(Stored data entries)
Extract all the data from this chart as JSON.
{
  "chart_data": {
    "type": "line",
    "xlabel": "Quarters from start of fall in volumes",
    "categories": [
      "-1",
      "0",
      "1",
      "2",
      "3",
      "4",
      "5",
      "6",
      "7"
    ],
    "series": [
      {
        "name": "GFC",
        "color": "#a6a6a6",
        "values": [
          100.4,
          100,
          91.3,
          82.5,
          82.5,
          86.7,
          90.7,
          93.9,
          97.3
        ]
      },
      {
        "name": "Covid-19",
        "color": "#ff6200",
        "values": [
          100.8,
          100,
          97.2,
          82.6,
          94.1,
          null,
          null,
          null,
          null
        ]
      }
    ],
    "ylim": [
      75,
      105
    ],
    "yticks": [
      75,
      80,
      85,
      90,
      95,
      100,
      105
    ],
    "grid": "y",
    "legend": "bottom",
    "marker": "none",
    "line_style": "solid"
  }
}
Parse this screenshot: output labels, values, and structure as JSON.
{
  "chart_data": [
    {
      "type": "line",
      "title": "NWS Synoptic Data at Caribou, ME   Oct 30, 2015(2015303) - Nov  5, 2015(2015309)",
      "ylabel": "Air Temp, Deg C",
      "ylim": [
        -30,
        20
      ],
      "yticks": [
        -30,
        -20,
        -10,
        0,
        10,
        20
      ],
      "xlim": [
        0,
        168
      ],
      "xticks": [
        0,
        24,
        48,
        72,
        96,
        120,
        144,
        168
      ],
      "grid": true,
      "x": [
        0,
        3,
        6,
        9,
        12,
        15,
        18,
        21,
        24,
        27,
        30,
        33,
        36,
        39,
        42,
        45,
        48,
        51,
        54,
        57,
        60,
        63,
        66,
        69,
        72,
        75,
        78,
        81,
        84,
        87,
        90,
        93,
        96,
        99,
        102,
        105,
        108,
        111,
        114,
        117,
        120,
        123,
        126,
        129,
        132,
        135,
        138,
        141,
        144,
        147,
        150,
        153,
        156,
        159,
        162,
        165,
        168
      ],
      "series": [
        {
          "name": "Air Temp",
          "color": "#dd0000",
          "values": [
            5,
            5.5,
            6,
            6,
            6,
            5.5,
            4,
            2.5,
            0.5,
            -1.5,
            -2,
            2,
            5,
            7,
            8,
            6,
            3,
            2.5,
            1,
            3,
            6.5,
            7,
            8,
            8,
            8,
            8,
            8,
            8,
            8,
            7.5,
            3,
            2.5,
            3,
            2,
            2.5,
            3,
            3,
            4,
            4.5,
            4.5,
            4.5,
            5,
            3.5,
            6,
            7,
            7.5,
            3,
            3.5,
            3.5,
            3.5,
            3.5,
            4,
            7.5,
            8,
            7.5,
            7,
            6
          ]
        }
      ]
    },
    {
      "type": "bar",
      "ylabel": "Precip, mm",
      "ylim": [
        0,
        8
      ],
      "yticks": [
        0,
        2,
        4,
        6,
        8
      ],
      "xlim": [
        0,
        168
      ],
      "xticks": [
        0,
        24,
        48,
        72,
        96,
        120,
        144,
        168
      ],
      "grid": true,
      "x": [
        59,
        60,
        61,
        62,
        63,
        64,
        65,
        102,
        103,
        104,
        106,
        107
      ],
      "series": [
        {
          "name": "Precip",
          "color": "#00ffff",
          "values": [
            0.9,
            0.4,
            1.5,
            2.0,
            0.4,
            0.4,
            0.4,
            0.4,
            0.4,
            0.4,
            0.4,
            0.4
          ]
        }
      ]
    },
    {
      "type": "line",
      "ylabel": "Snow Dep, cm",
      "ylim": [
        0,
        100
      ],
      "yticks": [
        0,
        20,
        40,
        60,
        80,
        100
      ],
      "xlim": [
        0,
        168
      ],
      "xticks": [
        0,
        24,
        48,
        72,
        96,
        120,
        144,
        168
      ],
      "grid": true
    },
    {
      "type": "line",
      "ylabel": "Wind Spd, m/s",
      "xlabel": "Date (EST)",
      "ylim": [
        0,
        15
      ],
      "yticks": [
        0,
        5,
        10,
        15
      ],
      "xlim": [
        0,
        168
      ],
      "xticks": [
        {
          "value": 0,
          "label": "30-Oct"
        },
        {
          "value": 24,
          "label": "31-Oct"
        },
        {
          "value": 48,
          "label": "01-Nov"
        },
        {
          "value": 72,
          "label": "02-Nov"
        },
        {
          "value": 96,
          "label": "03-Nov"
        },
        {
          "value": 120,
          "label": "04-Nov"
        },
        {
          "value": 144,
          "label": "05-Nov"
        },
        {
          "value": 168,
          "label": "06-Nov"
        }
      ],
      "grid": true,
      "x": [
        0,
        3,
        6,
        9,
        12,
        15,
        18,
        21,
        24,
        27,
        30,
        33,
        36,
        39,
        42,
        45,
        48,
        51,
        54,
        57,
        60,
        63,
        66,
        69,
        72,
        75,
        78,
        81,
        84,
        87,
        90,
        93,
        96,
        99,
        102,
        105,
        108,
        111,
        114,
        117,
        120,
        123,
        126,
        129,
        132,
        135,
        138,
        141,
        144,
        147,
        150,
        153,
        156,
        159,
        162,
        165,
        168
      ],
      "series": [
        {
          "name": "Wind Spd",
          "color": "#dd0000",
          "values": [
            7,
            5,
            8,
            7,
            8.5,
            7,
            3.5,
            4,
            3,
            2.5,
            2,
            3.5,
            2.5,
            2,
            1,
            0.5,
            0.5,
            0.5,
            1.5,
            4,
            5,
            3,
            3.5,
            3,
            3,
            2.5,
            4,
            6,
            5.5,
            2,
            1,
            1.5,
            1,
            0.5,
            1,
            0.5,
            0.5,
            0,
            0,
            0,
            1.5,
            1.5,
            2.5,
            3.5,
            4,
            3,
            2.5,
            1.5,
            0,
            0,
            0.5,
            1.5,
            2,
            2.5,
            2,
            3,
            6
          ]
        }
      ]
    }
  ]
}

**Given instruction**: All of the records must be repeated exactly.

**Reply to the task**:
Extract all the data from this chart as JSON.
{
  "chart_data": {
    "type": "line",
    "xlabel": "Quarters from start of fall in volumes",
    "categories": [
      "-1",
      "0",
      "1",
      "2",
      "3",
      "4",
      "5",
      "6",
      "7"
    ],
    "series": [
      {
        "name": "GFC",
        "color": "#a6a6a6",
        "values": [
          100.4,
          100,
          91.3,
          82.5,
          82.5,
          86.7,
          90.7,
          93.9,
          97.3
        ]
      },
      {
        "name": "Covid-19",
        "color": "#ff6200",
        "values": [
          100.8,
          100,
          97.2,
          82.6,
          94.1,
          null,
          null,
          null,
          null
        ]
      }
    ],
    "ylim": [
      75,
      105
    ],
    "yticks": [
      75,
      80,
      85,
      90,
      95,
      100,
      105
    ],
    "grid": "y",
    "legend": "bottom",
    "marker": "none",
    "line_style": "solid"
  }
}
Parse this screenshot: output labels, values, and structure as JSON.
{
  "chart_data": [
    {
      "type": "line",
      "title": "NWS Synoptic Data at Caribou, ME   Oct 30, 2015(2015303) - Nov  5, 2015(2015309)",
      "ylabel": "Air Temp, Deg C",
      "ylim": [
        -30,
        20
      ],
      "yticks": [
        -30,
        -20,
        -10,
        0,
        10,
        20
      ],
      "xlim": [
        0,
        168
      ],
      "xticks": [
        0,
        24,
        48,
        72,
        96,
        120,
        144,
        168
      ],
      "grid": true,
      "x": [
        0,
        3,
        6,
        9,
        12,
        15,
        18,
        21,
        24,
        27,
        30,
        33,
        36,
        39,
        42,
        45,
        48,
        51,
        54,
        57,
        60,
        63,
        66,
        69,
        72,
        75,
        78,
        81,
        84,
        87,
        90,
        93,
        96,
        99,
        102,
        105,
        108,
        111,
        114,
        117,
        120,
        123,
        126,
        129,
        132,
        135,
        138,
        141,
        144,
        147,
        150,
        153,
        156,
        159,
        162,
        165,
        168
      ],
      "series": [
        {
          "name": "Air Temp",
          "color": "#dd0000",
          "values": [
            5,
            5.5,
            6,
            6,
            6,
            5.5,
            4,
            2.5,
            0.5,
            -1.5,
            -2,
            2,
            5,
            7,
            8,
            6,
            3,
            2.5,
            1,
            3,
            6.5,
            7,
            8,
            8,
            8,
            8,
            8,
            8,
            8,
            7.5,
            3,
            2.5,
            3,
            2,
            2.5,
            3,
            3,
            4,
            4.5,
            4.5,
            4.5,
            5,
            3.5,
            6,
            7,
            7.5,
            3,
            3.5,
            3.5,
            3.5,
            3.5,
            4,
            7.5,
            8,
            7.5,
            7,
            6
          ]
        }
      ]
    },
    {
      "type": "bar",
      "ylabel": "Precip, mm",
      "ylim": [
        0,
        8
      ],
      "yticks": [
        0,
        2,
        4,
        6,
        8
      ],
      "xlim": [
        0,
        168
      ],
      "xticks": [
        0,
        24,
        48,
        72,
        96,
        120,
        144,
        168
      ],
      "grid": true,
      "x": [
        59,
        60,
        61,
        62,
        63,
        64,
        65,
        102,
        103,
        104,
        106,
        107
      ],
      "series": [
        {
          "name": "Precip",
          "color": "#00ffff",
          "values": [
            0.9,
            0.4,
            1.5,
            2.0,
            0.4,
            0.4,
            0.4,
            0.4,
            0.4,
            0.4,
            0.4,
            0.4
          ]
        }
      ]
    },
    {
      "type": "line",
      "ylabel": "Snow Dep, cm",
      "ylim": [
        0,
        100
      ],
      "yticks": [
        0,
        20,
        40,
        60,
        80,
        100
      ],
      "xlim": [
        0,
        168
      ],
      "xticks": [
        0,
        24,
        48,
        72,
        96,
        120,
        144,
        168
      ],
      "grid": true
    },
    {
      "type": "line",
      "ylabel": "Wind Spd, m/s",
      "xlabel": "Date (EST)",
      "ylim": [
        0,
        15
      ],
      "yticks": [
        0,
        5,
        10,
        15
      ],
      "xlim": [
        0,
        168
      ],
      "xticks": [
        {
          "value": 0,
          "label": "30-Oct"
        },
        {
          "value": 24,
          "label": "31-Oct"
        },
        {
          "value": 48,
          "label": "01-Nov"
        },
        {
          "value": 72,
          "label": "02-Nov"
        },
        {
          "value": 96,
          "label": "03-Nov"
        },
        {
          "value": 120,
          "label": "04-Nov"
        },
        {
          "value": 144,
          "label": "05-Nov"
        },
        {
          "value": 168,
          "label": "06-Nov"
        }
      ],
      "grid": true,
      "x": [
        0,
        3,
        6,
        9,
        12,
        15,
        18,
        21,
        24,
        27,
        30,
        33,
        36,
        39,
        42,
        45,
        48,
        51,
        54,
        57,
        60,
        63,
        66,
        69,
        72,
        75,
        78,
        81,
        84,
        87,
        90,
        93,
        96,
        99,
        102,
        105,
        108,
        111,
        114,
        117,
        120,
        123,
        126,
        129,
        132,
        135,
        138,
        141,
        144,
        147,
        150,
        153,
        156,
        159,
        162,
        165,
        168
      ],
      "series": [
        {
          "name": "Wind Spd",
          "color": "#dd0000",
          "values": [
            7,
            5,
            8,
            7,
            8.5,
            7,
            3.5,
            4,
            3,
            2.5,
            2,
            3.5,
            2.5,
            2,
            1,
            0.5,
            0.5,
            0.5,
            1.5,
            4,
            5,
            3,
            3.5,
            3,
            3,
            2.5,
            4,
            6,
            5.5,
            2,
            1,
            1.5,
            1,
            0.5,
            1,
            0.5,
            0.5,
            0,
            0,
            0,
            1.5,
            1.5,
            2.5,
            3.5,
            4,
            3,
            2.5,
            1.5,
            0,
            0,
            0.5,
            1.5,
            2,
            2.5,
            2,
            3,
            6
          ]
        }
      ]
    }
  ]
}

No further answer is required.